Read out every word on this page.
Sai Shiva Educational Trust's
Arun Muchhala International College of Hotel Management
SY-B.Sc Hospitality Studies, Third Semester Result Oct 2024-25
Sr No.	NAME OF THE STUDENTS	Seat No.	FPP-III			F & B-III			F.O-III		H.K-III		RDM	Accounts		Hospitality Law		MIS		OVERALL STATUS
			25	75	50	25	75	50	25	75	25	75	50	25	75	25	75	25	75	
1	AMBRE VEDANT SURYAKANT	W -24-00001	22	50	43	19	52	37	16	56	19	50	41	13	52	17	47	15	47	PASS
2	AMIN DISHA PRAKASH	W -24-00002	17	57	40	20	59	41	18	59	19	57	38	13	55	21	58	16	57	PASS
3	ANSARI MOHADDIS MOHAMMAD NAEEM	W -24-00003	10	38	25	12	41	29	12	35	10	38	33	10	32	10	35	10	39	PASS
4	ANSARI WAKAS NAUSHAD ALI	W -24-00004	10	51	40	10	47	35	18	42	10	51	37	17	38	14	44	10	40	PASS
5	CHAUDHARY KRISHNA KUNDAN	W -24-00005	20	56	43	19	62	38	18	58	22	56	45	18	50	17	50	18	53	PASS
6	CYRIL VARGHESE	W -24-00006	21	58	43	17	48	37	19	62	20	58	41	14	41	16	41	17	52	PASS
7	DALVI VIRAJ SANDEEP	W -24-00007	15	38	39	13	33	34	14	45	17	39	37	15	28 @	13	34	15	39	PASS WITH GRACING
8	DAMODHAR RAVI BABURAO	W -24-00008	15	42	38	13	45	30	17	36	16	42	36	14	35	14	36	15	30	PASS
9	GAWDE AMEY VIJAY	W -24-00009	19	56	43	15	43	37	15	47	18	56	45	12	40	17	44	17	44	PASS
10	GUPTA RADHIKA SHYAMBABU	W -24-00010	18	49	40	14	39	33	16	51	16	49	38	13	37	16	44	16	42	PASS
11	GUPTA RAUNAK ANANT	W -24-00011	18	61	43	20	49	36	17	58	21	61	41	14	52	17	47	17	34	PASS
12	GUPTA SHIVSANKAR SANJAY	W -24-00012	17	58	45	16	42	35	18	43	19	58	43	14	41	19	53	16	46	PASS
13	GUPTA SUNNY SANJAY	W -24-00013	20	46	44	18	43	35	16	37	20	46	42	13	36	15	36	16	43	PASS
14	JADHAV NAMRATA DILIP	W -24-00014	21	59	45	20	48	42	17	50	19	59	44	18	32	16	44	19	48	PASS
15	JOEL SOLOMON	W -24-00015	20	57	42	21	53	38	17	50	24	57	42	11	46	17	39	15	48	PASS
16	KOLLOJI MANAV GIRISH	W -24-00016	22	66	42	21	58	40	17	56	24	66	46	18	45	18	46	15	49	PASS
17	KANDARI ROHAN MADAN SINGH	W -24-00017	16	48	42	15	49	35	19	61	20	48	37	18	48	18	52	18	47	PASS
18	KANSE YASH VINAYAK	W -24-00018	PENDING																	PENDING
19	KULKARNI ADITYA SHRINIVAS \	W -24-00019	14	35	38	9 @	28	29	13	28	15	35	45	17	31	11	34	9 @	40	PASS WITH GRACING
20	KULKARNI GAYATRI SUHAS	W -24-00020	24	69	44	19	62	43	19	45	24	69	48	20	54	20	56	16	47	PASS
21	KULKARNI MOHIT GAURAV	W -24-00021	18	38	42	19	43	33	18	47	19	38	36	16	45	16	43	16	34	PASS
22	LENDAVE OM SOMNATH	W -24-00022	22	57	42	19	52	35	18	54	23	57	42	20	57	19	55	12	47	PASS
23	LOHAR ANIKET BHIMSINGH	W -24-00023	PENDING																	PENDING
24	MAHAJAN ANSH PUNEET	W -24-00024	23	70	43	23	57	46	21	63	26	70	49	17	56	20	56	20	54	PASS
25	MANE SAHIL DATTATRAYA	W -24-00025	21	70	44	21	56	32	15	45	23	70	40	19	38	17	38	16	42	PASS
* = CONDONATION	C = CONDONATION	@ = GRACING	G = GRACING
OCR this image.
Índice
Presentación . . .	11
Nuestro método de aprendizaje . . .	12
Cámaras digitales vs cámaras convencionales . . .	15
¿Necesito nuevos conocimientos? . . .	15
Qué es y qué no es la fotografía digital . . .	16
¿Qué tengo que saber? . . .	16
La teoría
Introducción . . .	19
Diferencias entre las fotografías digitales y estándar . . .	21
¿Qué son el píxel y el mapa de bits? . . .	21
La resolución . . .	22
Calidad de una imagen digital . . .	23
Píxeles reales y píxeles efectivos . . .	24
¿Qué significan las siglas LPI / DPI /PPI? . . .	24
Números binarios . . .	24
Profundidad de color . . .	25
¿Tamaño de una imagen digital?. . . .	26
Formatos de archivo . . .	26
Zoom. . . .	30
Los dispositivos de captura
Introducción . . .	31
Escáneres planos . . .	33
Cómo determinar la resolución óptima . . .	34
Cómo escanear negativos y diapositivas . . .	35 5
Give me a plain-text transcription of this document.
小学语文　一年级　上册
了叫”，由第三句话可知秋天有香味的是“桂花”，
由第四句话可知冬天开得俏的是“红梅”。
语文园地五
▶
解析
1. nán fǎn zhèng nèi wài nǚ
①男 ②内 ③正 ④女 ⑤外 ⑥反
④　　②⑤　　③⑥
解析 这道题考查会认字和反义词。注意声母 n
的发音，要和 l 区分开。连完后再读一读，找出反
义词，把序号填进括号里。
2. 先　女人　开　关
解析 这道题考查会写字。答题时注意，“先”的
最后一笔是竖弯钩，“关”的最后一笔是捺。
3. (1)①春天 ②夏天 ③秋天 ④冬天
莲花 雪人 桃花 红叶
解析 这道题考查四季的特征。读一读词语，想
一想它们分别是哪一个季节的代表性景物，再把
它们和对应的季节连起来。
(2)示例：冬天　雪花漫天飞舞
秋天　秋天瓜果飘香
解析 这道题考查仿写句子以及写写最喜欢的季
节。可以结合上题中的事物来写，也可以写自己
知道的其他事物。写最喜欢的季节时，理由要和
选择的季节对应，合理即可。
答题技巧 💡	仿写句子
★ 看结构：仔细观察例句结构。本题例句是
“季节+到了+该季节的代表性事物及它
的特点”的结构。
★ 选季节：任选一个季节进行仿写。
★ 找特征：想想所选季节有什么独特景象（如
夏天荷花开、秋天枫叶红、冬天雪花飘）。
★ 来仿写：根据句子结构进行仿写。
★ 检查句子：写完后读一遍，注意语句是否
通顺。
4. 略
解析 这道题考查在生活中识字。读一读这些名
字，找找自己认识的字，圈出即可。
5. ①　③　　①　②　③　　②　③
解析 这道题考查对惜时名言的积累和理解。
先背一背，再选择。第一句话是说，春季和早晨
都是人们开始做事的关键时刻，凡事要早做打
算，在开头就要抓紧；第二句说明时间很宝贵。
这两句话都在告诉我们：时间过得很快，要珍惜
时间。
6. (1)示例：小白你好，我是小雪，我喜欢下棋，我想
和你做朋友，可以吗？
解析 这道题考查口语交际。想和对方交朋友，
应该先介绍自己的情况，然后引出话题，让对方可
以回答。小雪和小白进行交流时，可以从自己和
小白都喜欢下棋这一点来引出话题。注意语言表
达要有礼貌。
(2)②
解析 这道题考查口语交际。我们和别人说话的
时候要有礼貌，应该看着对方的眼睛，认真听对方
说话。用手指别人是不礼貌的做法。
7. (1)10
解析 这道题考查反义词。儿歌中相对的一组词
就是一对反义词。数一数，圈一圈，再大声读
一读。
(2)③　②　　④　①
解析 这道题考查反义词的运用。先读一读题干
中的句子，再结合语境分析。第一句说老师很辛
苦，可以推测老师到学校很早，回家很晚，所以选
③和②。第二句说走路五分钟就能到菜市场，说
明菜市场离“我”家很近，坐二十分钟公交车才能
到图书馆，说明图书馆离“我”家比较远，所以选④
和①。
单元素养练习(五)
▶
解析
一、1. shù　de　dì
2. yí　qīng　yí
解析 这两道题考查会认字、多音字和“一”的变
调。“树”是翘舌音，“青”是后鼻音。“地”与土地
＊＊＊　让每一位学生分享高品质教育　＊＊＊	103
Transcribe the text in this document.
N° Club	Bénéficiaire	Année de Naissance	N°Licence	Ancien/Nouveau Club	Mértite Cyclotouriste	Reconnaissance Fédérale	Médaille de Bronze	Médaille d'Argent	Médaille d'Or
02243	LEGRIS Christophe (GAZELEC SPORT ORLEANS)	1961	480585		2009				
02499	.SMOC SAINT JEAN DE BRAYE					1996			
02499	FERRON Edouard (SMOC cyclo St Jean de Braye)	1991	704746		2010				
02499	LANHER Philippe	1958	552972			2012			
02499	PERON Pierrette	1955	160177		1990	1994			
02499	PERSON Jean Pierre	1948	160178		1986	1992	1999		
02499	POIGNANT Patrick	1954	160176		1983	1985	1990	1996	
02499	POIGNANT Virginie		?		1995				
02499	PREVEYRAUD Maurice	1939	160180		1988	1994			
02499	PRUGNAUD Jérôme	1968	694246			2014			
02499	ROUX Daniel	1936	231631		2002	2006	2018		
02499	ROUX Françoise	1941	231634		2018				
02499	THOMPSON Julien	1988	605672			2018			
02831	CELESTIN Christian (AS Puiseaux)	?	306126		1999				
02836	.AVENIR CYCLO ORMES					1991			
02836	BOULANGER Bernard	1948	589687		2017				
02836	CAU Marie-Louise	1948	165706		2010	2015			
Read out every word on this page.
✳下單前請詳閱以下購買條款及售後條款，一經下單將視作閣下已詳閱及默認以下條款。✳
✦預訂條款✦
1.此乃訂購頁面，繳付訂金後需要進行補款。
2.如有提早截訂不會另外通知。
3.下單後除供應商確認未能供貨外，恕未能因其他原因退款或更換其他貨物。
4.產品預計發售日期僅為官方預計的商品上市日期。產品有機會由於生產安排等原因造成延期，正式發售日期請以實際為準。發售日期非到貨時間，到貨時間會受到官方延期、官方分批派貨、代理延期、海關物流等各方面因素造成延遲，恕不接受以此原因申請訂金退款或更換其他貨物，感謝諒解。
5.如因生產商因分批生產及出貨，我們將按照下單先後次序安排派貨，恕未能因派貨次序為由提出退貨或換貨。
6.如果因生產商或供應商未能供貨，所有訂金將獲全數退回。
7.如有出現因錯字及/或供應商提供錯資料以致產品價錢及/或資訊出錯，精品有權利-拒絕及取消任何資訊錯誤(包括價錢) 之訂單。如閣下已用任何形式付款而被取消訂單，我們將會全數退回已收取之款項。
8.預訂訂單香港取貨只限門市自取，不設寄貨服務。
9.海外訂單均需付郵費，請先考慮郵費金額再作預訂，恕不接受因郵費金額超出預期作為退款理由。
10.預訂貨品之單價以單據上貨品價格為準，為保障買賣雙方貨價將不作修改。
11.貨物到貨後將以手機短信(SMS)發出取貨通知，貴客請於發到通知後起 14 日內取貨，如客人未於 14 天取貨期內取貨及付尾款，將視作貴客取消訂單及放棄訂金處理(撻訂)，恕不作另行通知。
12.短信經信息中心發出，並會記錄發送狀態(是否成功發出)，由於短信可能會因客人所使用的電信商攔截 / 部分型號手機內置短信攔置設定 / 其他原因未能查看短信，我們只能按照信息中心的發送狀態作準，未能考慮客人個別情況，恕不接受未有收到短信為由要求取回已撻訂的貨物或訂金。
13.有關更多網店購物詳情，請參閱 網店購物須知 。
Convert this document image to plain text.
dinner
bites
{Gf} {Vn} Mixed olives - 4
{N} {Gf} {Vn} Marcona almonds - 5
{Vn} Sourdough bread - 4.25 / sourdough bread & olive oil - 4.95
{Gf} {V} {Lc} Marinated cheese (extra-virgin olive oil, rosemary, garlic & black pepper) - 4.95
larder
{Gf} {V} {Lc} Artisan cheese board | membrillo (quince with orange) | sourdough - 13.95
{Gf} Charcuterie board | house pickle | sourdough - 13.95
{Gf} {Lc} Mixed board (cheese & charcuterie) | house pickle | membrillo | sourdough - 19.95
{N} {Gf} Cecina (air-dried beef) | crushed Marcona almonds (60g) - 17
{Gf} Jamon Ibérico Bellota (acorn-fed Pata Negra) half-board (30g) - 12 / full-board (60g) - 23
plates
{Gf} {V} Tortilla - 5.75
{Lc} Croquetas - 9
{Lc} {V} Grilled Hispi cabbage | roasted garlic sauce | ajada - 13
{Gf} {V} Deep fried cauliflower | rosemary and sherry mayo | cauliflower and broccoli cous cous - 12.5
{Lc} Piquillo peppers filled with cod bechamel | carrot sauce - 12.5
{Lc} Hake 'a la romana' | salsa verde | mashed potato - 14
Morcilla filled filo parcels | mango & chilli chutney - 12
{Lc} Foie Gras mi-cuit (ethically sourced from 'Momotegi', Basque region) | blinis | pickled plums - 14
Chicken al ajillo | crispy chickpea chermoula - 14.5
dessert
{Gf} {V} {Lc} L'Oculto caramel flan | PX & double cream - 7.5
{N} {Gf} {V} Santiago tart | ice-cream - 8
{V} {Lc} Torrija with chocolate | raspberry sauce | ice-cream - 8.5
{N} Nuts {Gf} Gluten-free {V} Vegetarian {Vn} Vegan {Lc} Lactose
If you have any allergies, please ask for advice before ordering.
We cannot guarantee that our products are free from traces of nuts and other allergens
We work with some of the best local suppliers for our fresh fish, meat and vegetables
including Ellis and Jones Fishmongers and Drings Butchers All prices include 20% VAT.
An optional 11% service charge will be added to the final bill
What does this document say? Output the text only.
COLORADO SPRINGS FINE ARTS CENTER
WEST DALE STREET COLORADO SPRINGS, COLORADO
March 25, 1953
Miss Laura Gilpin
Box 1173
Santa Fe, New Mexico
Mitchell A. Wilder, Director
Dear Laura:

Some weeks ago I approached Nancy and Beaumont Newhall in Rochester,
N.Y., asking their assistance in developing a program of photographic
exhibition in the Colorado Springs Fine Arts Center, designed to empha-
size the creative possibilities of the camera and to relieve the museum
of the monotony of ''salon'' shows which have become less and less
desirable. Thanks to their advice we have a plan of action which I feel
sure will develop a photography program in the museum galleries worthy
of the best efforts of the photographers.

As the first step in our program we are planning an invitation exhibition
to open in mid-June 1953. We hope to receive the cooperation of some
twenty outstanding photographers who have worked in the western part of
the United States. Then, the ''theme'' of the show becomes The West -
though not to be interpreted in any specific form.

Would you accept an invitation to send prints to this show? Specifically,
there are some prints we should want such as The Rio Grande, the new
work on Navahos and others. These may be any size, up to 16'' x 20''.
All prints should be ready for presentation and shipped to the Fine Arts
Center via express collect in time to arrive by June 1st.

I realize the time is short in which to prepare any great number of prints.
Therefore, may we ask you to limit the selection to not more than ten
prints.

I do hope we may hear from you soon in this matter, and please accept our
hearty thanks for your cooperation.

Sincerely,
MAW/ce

- - -

Pull out every line holding "Mixed" from the records above, and copy it.

{Gf} {Vn} Mixed olives - 4
{Gf} {Lc} Mixed board (cheese & charcuterie) | house pickle | membrillo | sourdough - 19.95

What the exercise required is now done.